━━━ Material for the task

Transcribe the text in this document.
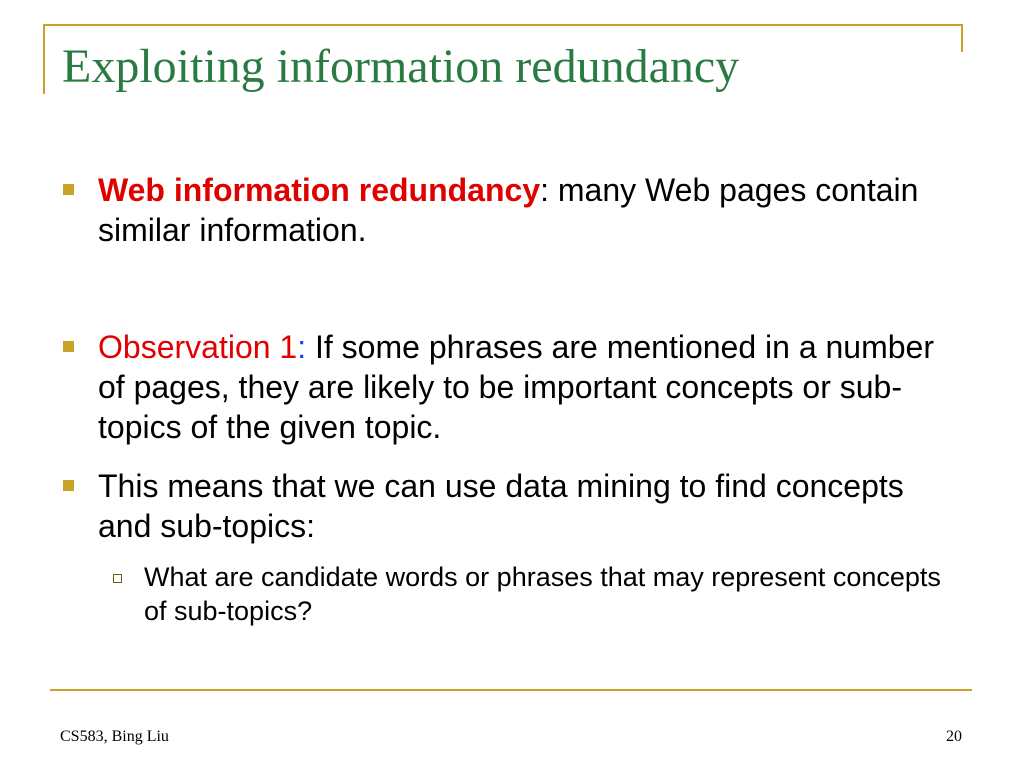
Exploiting information redundancy
Web information redundancy: many Web pages contain similar information.
Observation 1: If some phrases are mentioned in a number of pages, they are likely to be important concepts or sub-topics of the given topic.
This means that we can use data mining to find concepts and sub-topics:
What are candidate words or phrases that may represent concepts of sub-topics?
CS583, Bing Liu	20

━━━━━━

**Prompt:** List each line of the records that holds the string "information".

**Expected answer:**
Exploiting information redundancy
Web information redundancy: many Web pages contain similar information.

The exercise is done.